Problem requirements:
Return the material word for word. Do not include pictures.

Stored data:
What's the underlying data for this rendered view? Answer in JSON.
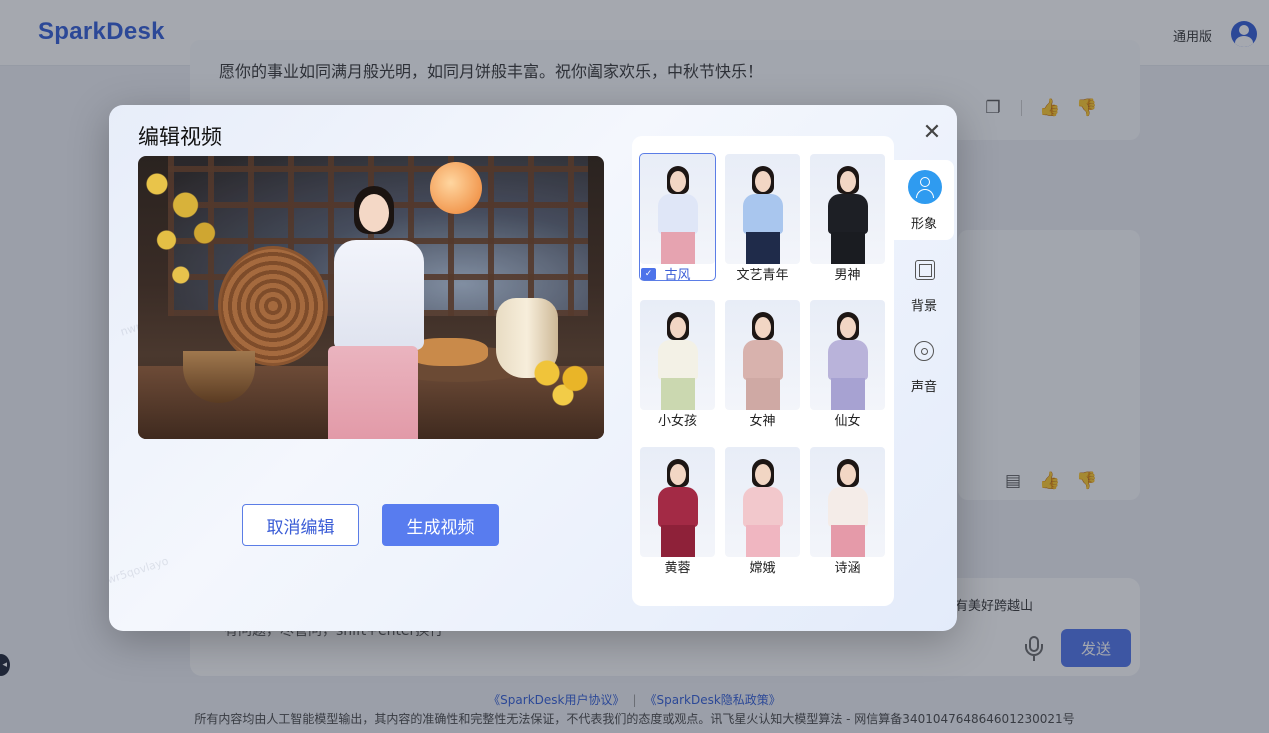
{
  "app": {
    "logo": "SparkDesk",
    "edition_label": "通用版"
  },
  "chat": {
    "message_text": "愿你的事业如同满月般光明，如同月饼般丰富。祝你阖家欢乐，中秋节快乐！",
    "composer_hint": "有问题，尽管问，shift+enter换行",
    "suggestion_text": "有美好跨越山",
    "send_label": "发送"
  },
  "footer": {
    "link_user_agreement": "《SparkDesk用户协议》",
    "link_privacy": "《SparkDesk隐私政策》",
    "separator": "|",
    "note": "所有内容均由人工智能模型输出，其内容的准确性和完整性无法保证，不代表我们的态度或观点。讯飞星火认知大模型算法 - 网信算备340104764864601230021号"
  },
  "modal": {
    "title": "编辑视频",
    "close_symbol": "✕",
    "cancel_label": "取消编辑",
    "generate_label": "生成视频",
    "avatars": [
      {
        "label": "古风",
        "selected": true,
        "top_color": "#dfe6f7",
        "bottom_color": "#e6a3b0"
      },
      {
        "label": "文艺青年",
        "selected": false,
        "top_color": "#a9c6ee",
        "bottom_color": "#1f2b4a"
      },
      {
        "label": "男神",
        "selected": false,
        "top_color": "#1d1f25",
        "bottom_color": "#1a1c21"
      },
      {
        "label": "小女孩",
        "selected": false,
        "top_color": "#f3f1e6",
        "bottom_color": "#cbd8b0"
      },
      {
        "label": "女神",
        "selected": false,
        "top_color": "#d8b2ad",
        "bottom_color": "#cfa9a4"
      },
      {
        "label": "仙女",
        "selected": false,
        "top_color": "#b9b3da",
        "bottom_color": "#a7a2d2"
      },
      {
        "label": "黄蓉",
        "selected": false,
        "top_color": "#a32a45",
        "bottom_color": "#8e2139"
      },
      {
        "label": "嫦娥",
        "selected": false,
        "top_color": "#f2c8cc",
        "bottom_color": "#f0b6c1"
      },
      {
        "label": "诗涵",
        "selected": false,
        "top_color": "#f4ece8",
        "bottom_color": "#e59aa9"
      }
    ],
    "tabs": [
      {
        "label": "形象",
        "icon": "person-icon",
        "active": true
      },
      {
        "label": "背景",
        "icon": "background-icon",
        "active": false
      },
      {
        "label": "声音",
        "icon": "voice-icon",
        "active": false
      }
    ]
  },
  "colors": {
    "accent": "#587cef",
    "tab_active_icon": "#2f9bf0",
    "brand": "#2f5bd6"
  }
}
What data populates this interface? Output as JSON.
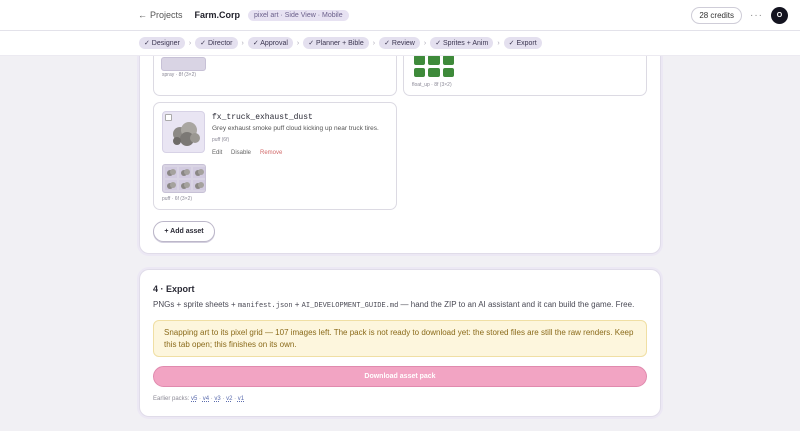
{
  "topbar": {
    "back_label": "Projects",
    "project_name": "Farm.Corp",
    "style_pill": "pixel art · Side View · Mobile",
    "credits": "28 credits",
    "avatar_initial": "O",
    "more": "···"
  },
  "steps": [
    "✓ Designer",
    "✓ Director",
    "✓ Approval",
    "✓ Planner + Bible",
    "✓ Review",
    "✓ Sprites + Anim",
    "✓ Export"
  ],
  "assets": {
    "top_left_caption": "spray · 8f (3×2)",
    "top_right_caption": "float_up · 8f (3×2)",
    "exhaust": {
      "name": "fx_truck_exhaust_dust",
      "description": "Grey exhaust smoke puff cloud kicking up near truck tires.",
      "anim": "puff (6f)",
      "edit": "Edit",
      "disable": "Disable",
      "remove": "Remove",
      "sheet_caption": "puff · 6f (3×2)"
    },
    "add_label": "+ Add asset"
  },
  "export": {
    "title": "4 · Export",
    "desc_prefix": "PNGs + sprite sheets + ",
    "manifest": "manifest.json",
    "plus": " + ",
    "guide": "AI_DEVELOPMENT_GUIDE.md",
    "desc_suffix": " — hand the ZIP to an AI assistant and it can build the game. Free.",
    "warning": "Snapping art to its pixel grid — 107 images left. The pack is not ready to download yet: the stored files are still the raw renders. Keep this tab open; this finishes on its own.",
    "download_label": "Download asset pack",
    "earlier_label": "Earlier packs:",
    "versions": [
      "v5",
      "v4",
      "v3",
      "v2",
      "v1"
    ]
  },
  "colors": {
    "accent": "#f2a4c3",
    "warning_bg": "#fdf6dd",
    "step_bg": "#e4e0ef"
  }
}
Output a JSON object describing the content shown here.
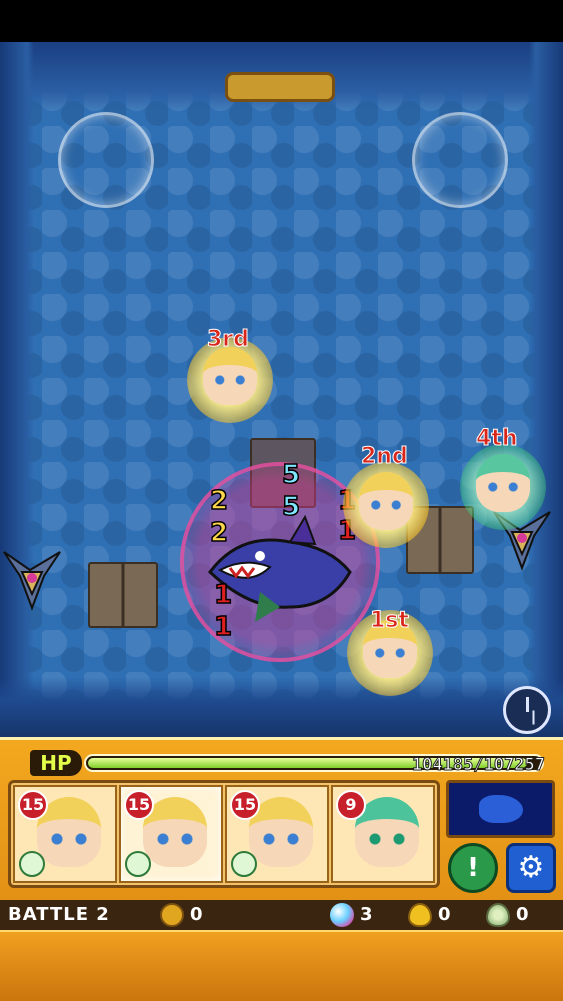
{
  "battlefield": {
    "turn_counters": {
      "left_top": "2",
      "left_bottom": "2",
      "center_top": "5",
      "center_bottom": "5",
      "right_top": "1",
      "right_bottom": "1",
      "boss_top": "1",
      "boss_bottom": "1"
    },
    "units": [
      {
        "rank": "3rd"
      },
      {
        "rank": "2nd"
      },
      {
        "rank": "4th"
      },
      {
        "rank": "1st"
      }
    ],
    "speed_icon": "clock-icon"
  },
  "hp": {
    "label": "HP",
    "current": 104185,
    "max": 107257,
    "text": "104185/107257",
    "fill_fraction": 0.971
  },
  "party": [
    {
      "level": "15",
      "element": "wood",
      "active": false
    },
    {
      "level": "15",
      "element": "wood",
      "active": true
    },
    {
      "level": "15",
      "element": "wood",
      "active": false
    },
    {
      "level": "9",
      "element": "wood",
      "active": false
    }
  ],
  "controls": {
    "strike_label": "!",
    "settings_icon": "gear-icon",
    "radar_icon": "boss-radar-icon"
  },
  "status": {
    "battle_label": "BATTLE",
    "battle_number": "2",
    "coins": "0",
    "orbs": "3",
    "gold_eggs": "0",
    "silver_eggs": "0"
  }
}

Result:
What's the underlying data for this rendered view? Answer in JSON.
{
  "app": {
    "logo": "SparkDesk",
    "edition_label": "通用版"
  },
  "chat": {
    "message_text": "愿你的事业如同满月般光明，如同月饼般丰富。祝你阖家欢乐，中秋节快乐！",
    "composer_hint": "有问题，尽管问，shift+enter换行",
    "suggestion_text": "有美好跨越山",
    "send_label": "发送"
  },
  "footer": {
    "link_user_agreement": "《SparkDesk用户协议》",
    "link_privacy": "《SparkDesk隐私政策》",
    "separator": "|",
    "note": "所有内容均由人工智能模型输出，其内容的准确性和完整性无法保证，不代表我们的态度或观点。讯飞星火认知大模型算法 - 网信算备340104764864601230021号"
  },
  "modal": {
    "title": "编辑视频",
    "close_symbol": "✕",
    "cancel_label": "取消编辑",
    "generate_label": "生成视频",
    "avatars": [
      {
        "label": "古风",
        "selected": true,
        "top_color": "#dfe6f7",
        "bottom_color": "#e6a3b0"
      },
      {
        "label": "文艺青年",
        "selected": false,
        "top_color": "#a9c6ee",
        "bottom_color": "#1f2b4a"
      },
      {
        "label": "男神",
        "selected": false,
        "top_color": "#1d1f25",
        "bottom_color": "#1a1c21"
      },
      {
        "label": "小女孩",
        "selected": false,
        "top_color": "#f3f1e6",
        "bottom_color": "#cbd8b0"
      },
      {
        "label": "女神",
        "selected": false,
        "top_color": "#d8b2ad",
        "bottom_color": "#cfa9a4"
      },
      {
        "label": "仙女",
        "selected": false,
        "top_color": "#b9b3da",
        "bottom_color": "#a7a2d2"
      },
      {
        "label": "黄蓉",
        "selected": false,
        "top_color": "#a32a45",
        "bottom_color": "#8e2139"
      },
      {
        "label": "嫦娥",
        "selected": false,
        "top_color": "#f2c8cc",
        "bottom_color": "#f0b6c1"
      },
      {
        "label": "诗涵",
        "selected": false,
        "top_color": "#f4ece8",
        "bottom_color": "#e59aa9"
      }
    ],
    "tabs": [
      {
        "label": "形象",
        "icon": "person-icon",
        "active": true
      },
      {
        "label": "背景",
        "icon": "background-icon",
        "active": false
      },
      {
        "label": "声音",
        "icon": "voice-icon",
        "active": false
      }
    ]
  },
  "colors": {
    "accent": "#587cef",
    "tab_active_icon": "#2f9bf0",
    "brand": "#2f5bd6"
  }
}
What data populates this interface? Output as JSON.
{
  "topbar": {
    "back_label": "Projects",
    "project_name": "Farm.Corp",
    "style_pill": "pixel art · Side View · Mobile",
    "credits": "28 credits",
    "avatar_initial": "O",
    "more": "···"
  },
  "steps": [
    "✓ Designer",
    "✓ Director",
    "✓ Approval",
    "✓ Planner + Bible",
    "✓ Review",
    "✓ Sprites + Anim",
    "✓ Export"
  ],
  "assets": {
    "top_left_caption": "spray · 8f (3×2)",
    "top_right_caption": "float_up · 8f (3×2)",
    "exhaust": {
      "name": "fx_truck_exhaust_dust",
      "description": "Grey exhaust smoke puff cloud kicking up near truck tires.",
      "anim": "puff (6f)",
      "edit": "Edit",
      "disable": "Disable",
      "remove": "Remove",
      "sheet_caption": "puff · 6f (3×2)"
    },
    "add_label": "+ Add asset"
  },
  "export": {
    "title": "4 · Export",
    "desc_prefix": "PNGs + sprite sheets + ",
    "manifest": "manifest.json",
    "plus": " + ",
    "guide": "AI_DEVELOPMENT_GUIDE.md",
    "desc_suffix": " — hand the ZIP to an AI assistant and it can build the game. Free.",
    "warning": "Snapping art to its pixel grid — 107 images left. The pack is not ready to download yet: the stored files are still the raw renders. Keep this tab open; this finishes on its own.",
    "download_label": "Download asset pack",
    "earlier_label": "Earlier packs:",
    "versions": [
      "v5",
      "v4",
      "v3",
      "v2",
      "v1"
    ]
  },
  "colors": {
    "accent": "#f2a4c3",
    "warning_bg": "#fdf6dd",
    "step_bg": "#e4e0ef"
  }
}
Output a JSON object describing the content shown here.
{
  "battlefield": {
    "turn_counters": {
      "left_top": "2",
      "left_bottom": "2",
      "center_top": "5",
      "center_bottom": "5",
      "right_top": "1",
      "right_bottom": "1",
      "boss_top": "1",
      "boss_bottom": "1"
    },
    "units": [
      {
        "rank": "3rd"
      },
      {
        "rank": "2nd"
      },
      {
        "rank": "4th"
      },
      {
        "rank": "1st"
      }
    ],
    "speed_icon": "clock-icon"
  },
  "hp": {
    "label": "HP",
    "current": 104185,
    "max": 107257,
    "text": "104185/107257",
    "fill_fraction": 0.971
  },
  "party": [
    {
      "level": "15",
      "element": "wood",
      "active": false
    },
    {
      "level": "15",
      "element": "wood",
      "active": true
    },
    {
      "level": "15",
      "element": "wood",
      "active": false
    },
    {
      "level": "9",
      "element": "wood",
      "active": false
    }
  ],
  "controls": {
    "strike_label": "!",
    "settings_icon": "gear-icon",
    "radar_icon": "boss-radar-icon"
  },
  "status": {
    "battle_label": "BATTLE",
    "battle_number": "2",
    "coins": "0",
    "orbs": "3",
    "gold_eggs": "0",
    "silver_eggs": "0"
  }
}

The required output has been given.